Stored dataset items:
*-*-*
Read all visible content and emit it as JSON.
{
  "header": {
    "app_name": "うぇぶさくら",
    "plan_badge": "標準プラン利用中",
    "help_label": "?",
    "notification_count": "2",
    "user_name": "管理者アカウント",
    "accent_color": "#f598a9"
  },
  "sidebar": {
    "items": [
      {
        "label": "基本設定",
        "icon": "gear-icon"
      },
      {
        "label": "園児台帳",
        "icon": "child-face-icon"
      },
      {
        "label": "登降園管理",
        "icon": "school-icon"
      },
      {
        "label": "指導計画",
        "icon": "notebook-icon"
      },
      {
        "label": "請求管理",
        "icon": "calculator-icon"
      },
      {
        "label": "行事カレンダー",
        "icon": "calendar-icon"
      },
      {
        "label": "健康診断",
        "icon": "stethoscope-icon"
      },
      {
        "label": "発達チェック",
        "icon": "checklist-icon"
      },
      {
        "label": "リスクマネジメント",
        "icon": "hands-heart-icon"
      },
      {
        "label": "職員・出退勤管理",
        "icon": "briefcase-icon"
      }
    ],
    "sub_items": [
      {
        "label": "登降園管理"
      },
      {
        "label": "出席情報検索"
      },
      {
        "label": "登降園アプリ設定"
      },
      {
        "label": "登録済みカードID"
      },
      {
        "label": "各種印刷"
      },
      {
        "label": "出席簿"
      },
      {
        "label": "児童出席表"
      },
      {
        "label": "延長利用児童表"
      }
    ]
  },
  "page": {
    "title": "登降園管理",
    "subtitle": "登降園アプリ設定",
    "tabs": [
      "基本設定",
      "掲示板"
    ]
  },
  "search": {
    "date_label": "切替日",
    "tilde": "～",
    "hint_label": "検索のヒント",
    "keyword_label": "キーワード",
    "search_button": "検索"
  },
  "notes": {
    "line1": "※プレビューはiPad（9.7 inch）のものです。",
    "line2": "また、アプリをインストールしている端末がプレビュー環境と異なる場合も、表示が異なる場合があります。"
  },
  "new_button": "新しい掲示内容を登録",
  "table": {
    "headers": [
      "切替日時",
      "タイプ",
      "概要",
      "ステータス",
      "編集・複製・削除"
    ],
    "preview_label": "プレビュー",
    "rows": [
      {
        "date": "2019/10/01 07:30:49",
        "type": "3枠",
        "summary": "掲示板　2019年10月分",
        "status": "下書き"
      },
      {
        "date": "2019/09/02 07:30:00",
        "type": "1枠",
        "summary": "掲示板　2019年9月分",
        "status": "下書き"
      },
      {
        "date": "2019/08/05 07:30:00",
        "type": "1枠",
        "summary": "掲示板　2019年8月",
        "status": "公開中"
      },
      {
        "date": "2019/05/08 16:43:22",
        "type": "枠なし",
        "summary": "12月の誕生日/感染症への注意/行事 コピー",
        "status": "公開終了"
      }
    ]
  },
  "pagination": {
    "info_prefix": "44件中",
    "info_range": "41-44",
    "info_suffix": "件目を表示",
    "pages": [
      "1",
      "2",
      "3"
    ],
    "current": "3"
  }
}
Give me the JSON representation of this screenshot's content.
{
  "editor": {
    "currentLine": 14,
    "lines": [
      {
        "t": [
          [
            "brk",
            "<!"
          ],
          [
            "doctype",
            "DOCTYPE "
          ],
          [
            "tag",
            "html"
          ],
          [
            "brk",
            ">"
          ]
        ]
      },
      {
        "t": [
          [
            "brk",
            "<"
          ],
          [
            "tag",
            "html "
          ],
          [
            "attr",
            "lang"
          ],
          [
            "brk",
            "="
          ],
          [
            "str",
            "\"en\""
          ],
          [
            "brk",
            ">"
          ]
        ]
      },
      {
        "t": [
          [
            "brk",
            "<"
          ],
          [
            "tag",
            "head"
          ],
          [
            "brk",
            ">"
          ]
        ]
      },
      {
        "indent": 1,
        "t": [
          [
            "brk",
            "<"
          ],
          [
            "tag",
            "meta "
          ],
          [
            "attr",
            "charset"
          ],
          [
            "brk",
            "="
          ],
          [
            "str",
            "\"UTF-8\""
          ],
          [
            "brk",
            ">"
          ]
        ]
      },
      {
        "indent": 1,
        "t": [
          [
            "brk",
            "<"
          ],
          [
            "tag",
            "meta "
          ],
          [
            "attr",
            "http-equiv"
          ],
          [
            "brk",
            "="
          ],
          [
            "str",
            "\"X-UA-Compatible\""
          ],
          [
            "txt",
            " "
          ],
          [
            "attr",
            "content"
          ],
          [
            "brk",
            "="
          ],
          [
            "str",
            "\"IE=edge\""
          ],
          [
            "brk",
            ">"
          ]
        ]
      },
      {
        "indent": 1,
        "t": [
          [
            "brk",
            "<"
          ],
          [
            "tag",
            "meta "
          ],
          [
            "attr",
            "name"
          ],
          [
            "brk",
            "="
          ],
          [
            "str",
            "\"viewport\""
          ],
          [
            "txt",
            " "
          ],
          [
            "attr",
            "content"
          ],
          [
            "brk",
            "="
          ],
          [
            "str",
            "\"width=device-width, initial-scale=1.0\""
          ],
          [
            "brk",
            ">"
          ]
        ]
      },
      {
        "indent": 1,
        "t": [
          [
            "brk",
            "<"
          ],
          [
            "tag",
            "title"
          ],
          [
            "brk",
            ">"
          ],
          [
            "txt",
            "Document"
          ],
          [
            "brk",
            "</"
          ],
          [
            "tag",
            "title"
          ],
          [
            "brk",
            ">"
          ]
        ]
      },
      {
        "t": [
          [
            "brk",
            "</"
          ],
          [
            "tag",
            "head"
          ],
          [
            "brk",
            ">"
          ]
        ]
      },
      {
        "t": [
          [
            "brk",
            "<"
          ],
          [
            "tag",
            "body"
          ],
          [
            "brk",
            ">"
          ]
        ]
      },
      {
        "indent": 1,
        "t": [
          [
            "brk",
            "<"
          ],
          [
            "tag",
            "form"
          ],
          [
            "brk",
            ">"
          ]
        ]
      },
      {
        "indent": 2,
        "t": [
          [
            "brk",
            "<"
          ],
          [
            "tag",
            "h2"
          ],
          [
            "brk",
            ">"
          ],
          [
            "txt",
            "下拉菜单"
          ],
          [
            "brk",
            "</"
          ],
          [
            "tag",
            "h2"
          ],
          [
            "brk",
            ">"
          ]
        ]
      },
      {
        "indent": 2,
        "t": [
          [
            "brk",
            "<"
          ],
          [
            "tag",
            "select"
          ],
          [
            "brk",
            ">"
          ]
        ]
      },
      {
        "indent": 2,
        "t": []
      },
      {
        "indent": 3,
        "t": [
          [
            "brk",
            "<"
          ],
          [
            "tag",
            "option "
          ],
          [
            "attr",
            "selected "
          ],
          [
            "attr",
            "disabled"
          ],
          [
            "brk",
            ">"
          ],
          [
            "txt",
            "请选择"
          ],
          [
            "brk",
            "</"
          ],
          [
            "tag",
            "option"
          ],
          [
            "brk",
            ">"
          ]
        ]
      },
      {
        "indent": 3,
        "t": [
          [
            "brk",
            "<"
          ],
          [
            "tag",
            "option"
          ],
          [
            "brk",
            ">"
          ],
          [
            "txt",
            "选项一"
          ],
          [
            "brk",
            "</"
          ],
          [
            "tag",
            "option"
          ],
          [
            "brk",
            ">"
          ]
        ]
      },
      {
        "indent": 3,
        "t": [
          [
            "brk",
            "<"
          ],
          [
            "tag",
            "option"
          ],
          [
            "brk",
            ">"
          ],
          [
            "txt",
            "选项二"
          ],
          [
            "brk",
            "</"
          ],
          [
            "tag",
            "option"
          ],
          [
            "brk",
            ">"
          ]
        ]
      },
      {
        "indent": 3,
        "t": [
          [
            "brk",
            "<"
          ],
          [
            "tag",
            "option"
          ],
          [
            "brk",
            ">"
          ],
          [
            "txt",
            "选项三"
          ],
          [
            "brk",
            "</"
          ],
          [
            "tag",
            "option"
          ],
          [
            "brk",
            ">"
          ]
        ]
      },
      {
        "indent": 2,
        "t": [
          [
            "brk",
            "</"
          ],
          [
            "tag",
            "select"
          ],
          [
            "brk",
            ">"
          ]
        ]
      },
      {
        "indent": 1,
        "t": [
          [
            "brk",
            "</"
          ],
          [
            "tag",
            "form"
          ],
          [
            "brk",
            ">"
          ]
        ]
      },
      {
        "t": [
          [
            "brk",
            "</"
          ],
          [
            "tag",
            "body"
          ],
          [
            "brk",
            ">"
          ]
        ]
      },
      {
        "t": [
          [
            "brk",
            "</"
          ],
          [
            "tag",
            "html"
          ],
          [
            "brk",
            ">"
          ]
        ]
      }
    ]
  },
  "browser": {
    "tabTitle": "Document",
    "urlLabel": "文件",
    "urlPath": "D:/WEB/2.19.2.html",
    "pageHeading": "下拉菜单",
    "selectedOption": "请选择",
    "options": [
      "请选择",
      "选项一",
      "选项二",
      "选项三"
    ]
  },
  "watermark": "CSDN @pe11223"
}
*-*-*
*Task*: Search the data above for the string "status" and return every line that has it.

*Exercise result*:
        "status": "下書き"
        "status": "下書き"
        "status": "公開中"
        "status": "公開終了"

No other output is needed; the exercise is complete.